Pick out each line of the records that includes the string "氣候變化", and copy it.

[Data excerpts]
● ● ● ●
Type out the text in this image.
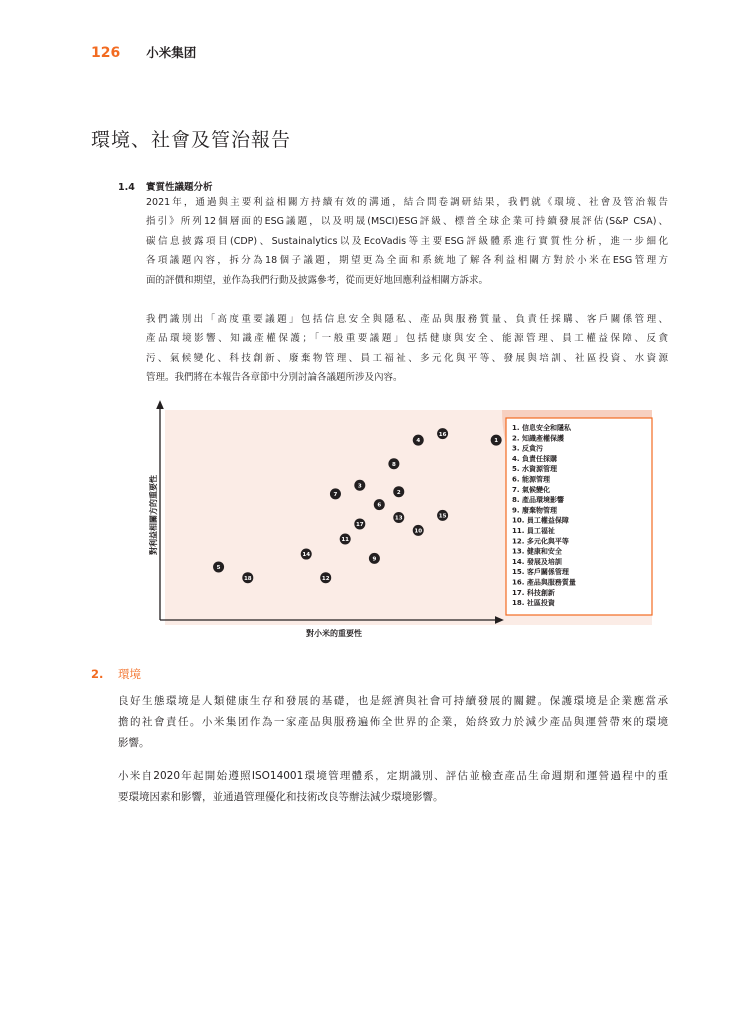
126 小米集团
環境、社會及管治報告
1.4 實質性議題分析

2021年，通過與主要利益相關方持續有效的溝通，結合問卷調研結果，我們就《環境、社會及管治報告
指引》所列12個層面的ESG議題，以及明晟(MSCI)ESG評級、標普全球企業可持續發展評估(S&P CSA)、
碳信息披露項目(CDP)、Sustainalytics以及EcoVadis等主要ESG評級體系進行實質性分析，進一步細化
各項議題內容，拆分為18個子議題，期望更為全面和系統地了解各利益相關方對於小米在ESG管理方
面的評價和期望，並作為我們行動及披露參考，從而更好地回應利益相關方訴求。

我們識別出「高度重要議題」包括信息安全與隱私、產品與服務質量、負責任採購、客戶關係管理、
產品環境影響、知識產權保護；「一般重要議題」包括健康與安全、能源管理、員工權益保障、反貪
污、氣候變化、科技創新、廢棄物管理、員工福祉、多元化與平等、發展與培訓、社區投資、水資源
管理。我們將在本報告各章節中分別討論各議題所涉及內容。

對小米的重要性
對利益相關方的重要性
1
2
3
4
5
6
7
8
9
10
11
12
13
14
15
16
17
18
1. 信息安全和隱私
2. 知識產權保護
3. 反貪污
4. 負責任採購
5. 水資源管理
6. 能源管理
7. 氣候變化
8. 產品環境影響
9. 廢棄物管理
10. 員工權益保障
11. 員工福祉
12. 多元化與平等
13. 健康和安全
14. 發展及培訓
15. 客戶關係管理
16. 產品與服務質量
17. 科技創新
18. 社區投資
2. 環境

良好生態環境是人類健康生存和發展的基礎，也是經濟與社會可持續發展的關鍵。保護環境是企業應當承
擔的社會責任。小米集团作為一家產品與服務遍佈全世界的企業，始終致力於減少產品與運營帶來的環境
影響。

小米自2020年起開始遵照ISO14001環境管理體系，定期識別、評估並檢查產品生命週期和運營過程中的重
要環境因素和影響，並通過管理優化和技術改良等辦法減少環境影響。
● ● ● ●
Exercise solution:
污、氣候變化、科技創新、廢棄物管理、員工福祉、多元化與平等、發展與培訓、社區投資、水資源
7. 氣候變化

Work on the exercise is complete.